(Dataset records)
· · ·
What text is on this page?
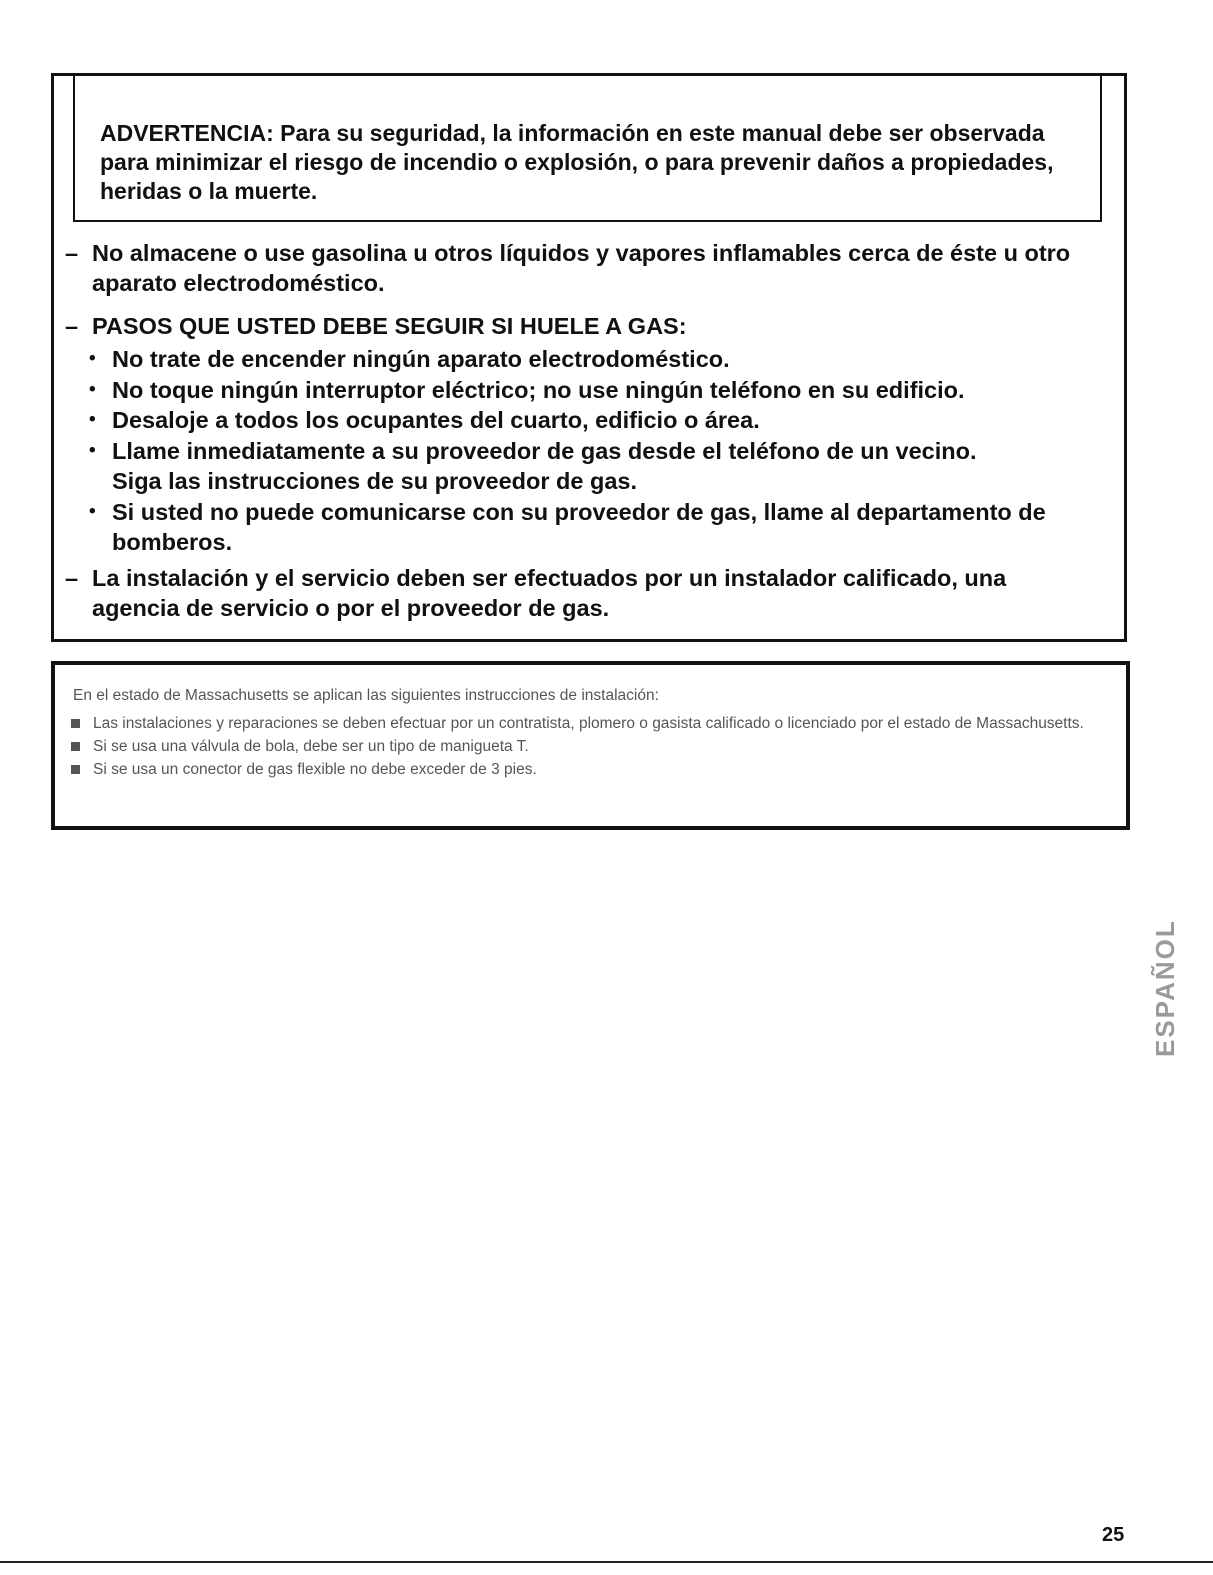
ADVERTENCIA: Para su seguridad, la información en este manual debe ser observada para minimizar el riesgo de incendio o explosión, o para prevenir daños a propiedades, heridas o la muerte.

– No almacene o use gasolina u otros líquidos y vapores inflamables cerca de éste u otro
aparato electrodoméstico.

– PASOS QUE USTED DEBE SEGUIR SI HUELE A GAS:

• No trate de encender ningún aparato electrodoméstico.
• No toque ningún interruptor eléctrico; no use ningún teléfono en su edificio.
• Desaloje a todos los ocupantes del cuarto, edificio o área.
• Llame inmediatamente a su proveedor de gas desde el teléfono de un vecino. Siga las instrucciones de su proveedor de gas.
• Si usted no puede comunicarse con su proveedor de gas, llame al departamento de bomberos.

– La instalación y el servicio deben ser efectuados por un instalador calificado, una
agencia de servicio o por el proveedor de gas.

En el estado de Massachusetts se aplican las siguientes instrucciones de instalación:

Las instalaciones y reparaciones se deben efectuar por un contratista, plomero o gasista calificado o licenciado por el estado de Massachusetts.
Si se usa una válvula de bola, debe ser un tipo de manigueta T.
Si se usa un conector de gas flexible no debe exceder de 3 pies.
ESPAÑOL

25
· · ·
→ Given problem
Give an exact reproduction of every line, leaving out any picture.

→ Correct result
What text is on this page?
ADVERTENCIA: Para su seguridad, la información en este manual debe ser observada para minimizar el riesgo de incendio o explosión, o para prevenir daños a propiedades, heridas o la muerte.

– No almacene o use gasolina u otros líquidos y vapores inflamables cerca de éste u otro
aparato electrodoméstico.

– PASOS QUE USTED DEBE SEGUIR SI HUELE A GAS:

• No trate de encender ningún aparato electrodoméstico.
• No toque ningún interruptor eléctrico; no use ningún teléfono en su edificio.
• Desaloje a todos los ocupantes del cuarto, edificio o área.
• Llame inmediatamente a su proveedor de gas desde el teléfono de un vecino. Siga las instrucciones de su proveedor de gas.
• Si usted no puede comunicarse con su proveedor de gas, llame al departamento de bomberos.

– La instalación y el servicio deben ser efectuados por un instalador calificado, una
agencia de servicio o por el proveedor de gas.

En el estado de Massachusetts se aplican las siguientes instrucciones de instalación:

Las instalaciones y reparaciones se deben efectuar por un contratista, plomero o gasista calificado o licenciado por el estado de Massachusetts.
Si se usa una válvula de bola, debe ser un tipo de manigueta T.
Si se usa un conector de gas flexible no debe exceder de 3 pies.
ESPAÑOL

25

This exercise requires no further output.